* EXERCISE INPUT:
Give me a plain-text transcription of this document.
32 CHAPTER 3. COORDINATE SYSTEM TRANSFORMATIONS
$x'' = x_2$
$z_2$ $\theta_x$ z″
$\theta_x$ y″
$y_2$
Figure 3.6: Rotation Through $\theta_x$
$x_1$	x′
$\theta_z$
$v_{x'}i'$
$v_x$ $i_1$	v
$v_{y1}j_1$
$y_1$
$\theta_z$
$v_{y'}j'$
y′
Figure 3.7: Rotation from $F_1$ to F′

--

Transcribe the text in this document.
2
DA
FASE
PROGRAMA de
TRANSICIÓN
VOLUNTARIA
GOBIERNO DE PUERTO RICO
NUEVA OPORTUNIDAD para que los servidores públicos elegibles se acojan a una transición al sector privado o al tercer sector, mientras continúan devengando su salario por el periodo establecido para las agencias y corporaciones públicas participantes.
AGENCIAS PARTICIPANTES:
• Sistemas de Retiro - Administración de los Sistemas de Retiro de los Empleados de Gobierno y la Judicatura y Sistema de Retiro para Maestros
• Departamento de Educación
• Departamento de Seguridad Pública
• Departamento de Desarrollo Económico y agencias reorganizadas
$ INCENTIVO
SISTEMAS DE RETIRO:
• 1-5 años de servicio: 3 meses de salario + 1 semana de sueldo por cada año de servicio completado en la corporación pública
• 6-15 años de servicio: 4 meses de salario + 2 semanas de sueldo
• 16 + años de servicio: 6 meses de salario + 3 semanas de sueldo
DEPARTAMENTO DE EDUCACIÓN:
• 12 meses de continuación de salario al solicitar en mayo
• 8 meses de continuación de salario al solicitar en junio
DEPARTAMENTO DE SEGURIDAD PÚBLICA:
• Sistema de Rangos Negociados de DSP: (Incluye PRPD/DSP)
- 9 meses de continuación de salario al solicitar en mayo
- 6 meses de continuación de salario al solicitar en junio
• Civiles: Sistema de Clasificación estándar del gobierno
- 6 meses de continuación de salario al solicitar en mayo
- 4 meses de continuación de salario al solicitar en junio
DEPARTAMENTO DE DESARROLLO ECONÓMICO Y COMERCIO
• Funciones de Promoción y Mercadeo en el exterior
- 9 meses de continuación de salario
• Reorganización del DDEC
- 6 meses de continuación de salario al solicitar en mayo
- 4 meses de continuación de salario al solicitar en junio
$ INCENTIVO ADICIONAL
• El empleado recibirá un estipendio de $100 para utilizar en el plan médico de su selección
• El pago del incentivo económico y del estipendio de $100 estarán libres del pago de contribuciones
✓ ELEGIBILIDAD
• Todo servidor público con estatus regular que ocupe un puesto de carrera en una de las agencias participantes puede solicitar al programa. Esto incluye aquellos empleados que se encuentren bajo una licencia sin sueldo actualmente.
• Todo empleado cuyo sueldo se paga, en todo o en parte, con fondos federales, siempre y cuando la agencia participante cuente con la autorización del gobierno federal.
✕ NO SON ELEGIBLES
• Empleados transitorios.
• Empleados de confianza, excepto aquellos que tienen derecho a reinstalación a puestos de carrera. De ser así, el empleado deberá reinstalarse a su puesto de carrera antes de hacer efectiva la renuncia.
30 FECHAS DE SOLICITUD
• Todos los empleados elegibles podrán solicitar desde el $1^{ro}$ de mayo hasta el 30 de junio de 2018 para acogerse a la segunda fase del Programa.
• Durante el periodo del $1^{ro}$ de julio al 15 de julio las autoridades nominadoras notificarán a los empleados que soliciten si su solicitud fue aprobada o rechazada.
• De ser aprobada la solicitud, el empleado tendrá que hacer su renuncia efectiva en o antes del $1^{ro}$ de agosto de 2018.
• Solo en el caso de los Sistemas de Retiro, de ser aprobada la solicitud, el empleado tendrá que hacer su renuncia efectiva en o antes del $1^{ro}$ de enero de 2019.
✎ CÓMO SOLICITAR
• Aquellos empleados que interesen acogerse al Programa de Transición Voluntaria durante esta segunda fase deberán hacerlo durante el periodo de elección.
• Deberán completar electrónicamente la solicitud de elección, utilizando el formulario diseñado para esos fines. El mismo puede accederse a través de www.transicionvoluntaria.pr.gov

* * *

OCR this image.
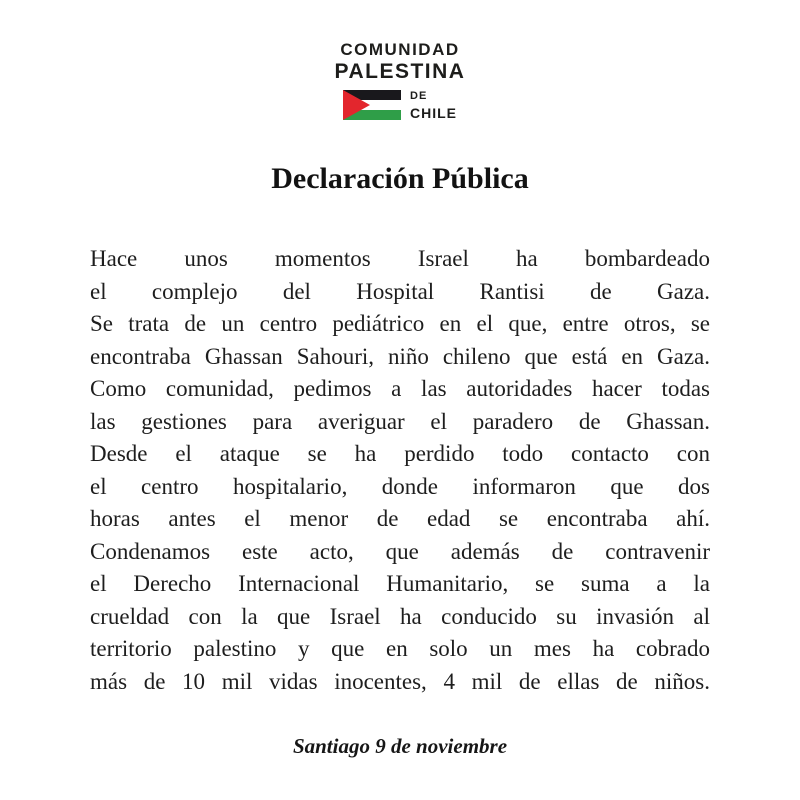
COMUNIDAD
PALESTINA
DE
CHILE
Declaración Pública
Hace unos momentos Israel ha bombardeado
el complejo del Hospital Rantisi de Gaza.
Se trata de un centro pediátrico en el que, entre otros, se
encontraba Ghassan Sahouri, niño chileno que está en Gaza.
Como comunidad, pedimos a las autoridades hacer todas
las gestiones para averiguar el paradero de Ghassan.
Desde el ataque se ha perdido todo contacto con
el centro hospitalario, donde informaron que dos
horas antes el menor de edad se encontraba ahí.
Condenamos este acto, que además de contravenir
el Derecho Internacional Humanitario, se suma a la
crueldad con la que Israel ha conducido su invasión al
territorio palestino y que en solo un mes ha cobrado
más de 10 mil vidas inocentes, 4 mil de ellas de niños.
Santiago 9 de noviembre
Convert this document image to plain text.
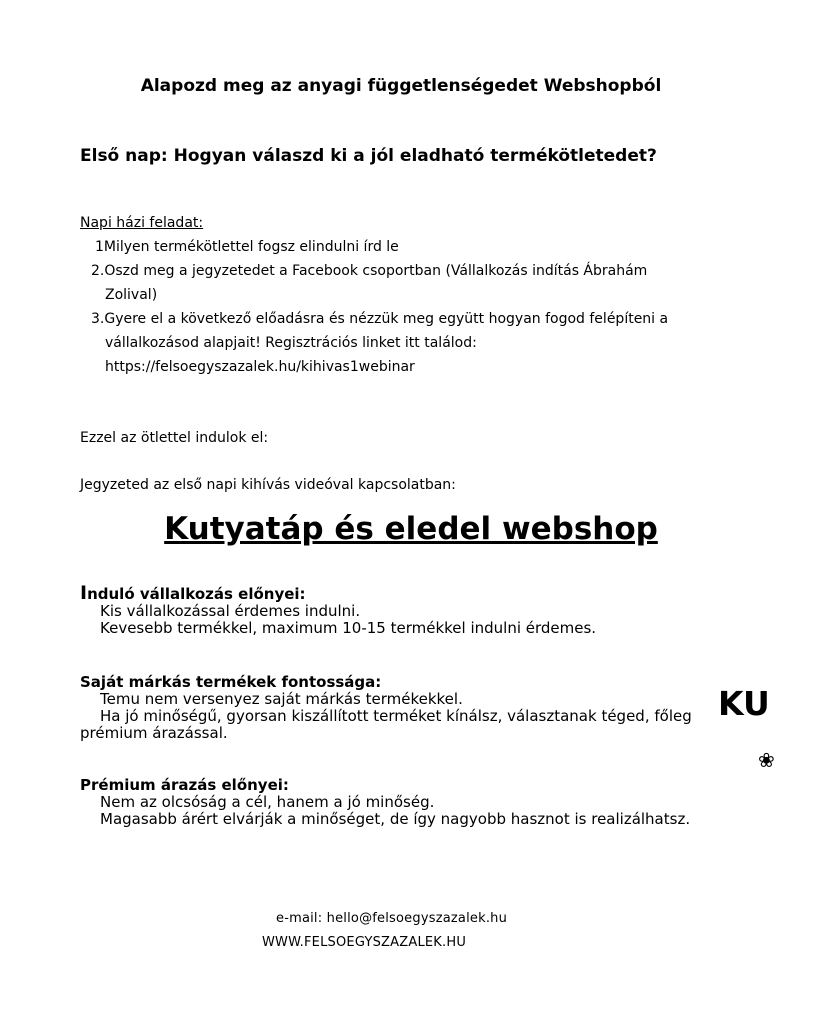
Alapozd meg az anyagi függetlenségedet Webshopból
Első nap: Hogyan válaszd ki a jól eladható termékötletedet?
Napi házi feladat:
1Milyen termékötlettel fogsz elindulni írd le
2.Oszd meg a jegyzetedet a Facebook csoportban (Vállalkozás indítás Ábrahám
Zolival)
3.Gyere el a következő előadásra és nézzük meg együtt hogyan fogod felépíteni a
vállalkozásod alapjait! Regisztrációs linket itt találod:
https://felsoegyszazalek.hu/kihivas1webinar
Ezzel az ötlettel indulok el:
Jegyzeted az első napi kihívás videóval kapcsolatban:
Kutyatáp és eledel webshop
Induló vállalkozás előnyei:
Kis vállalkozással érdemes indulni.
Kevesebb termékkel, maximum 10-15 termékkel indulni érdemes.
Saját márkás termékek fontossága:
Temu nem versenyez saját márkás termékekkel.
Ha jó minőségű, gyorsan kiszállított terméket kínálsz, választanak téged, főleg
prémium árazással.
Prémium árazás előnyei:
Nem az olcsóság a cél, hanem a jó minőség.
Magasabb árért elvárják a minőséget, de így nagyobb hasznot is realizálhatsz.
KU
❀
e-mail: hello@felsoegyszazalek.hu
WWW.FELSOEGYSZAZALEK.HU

* AIM OF THE EXERCISE: Take every line from the data that contains the word "Figure".

* COMPLETE RESPONSE:
Figure 3.6: Rotation Through $\theta_x$
Figure 3.7: Rotation from $F_1$ to F′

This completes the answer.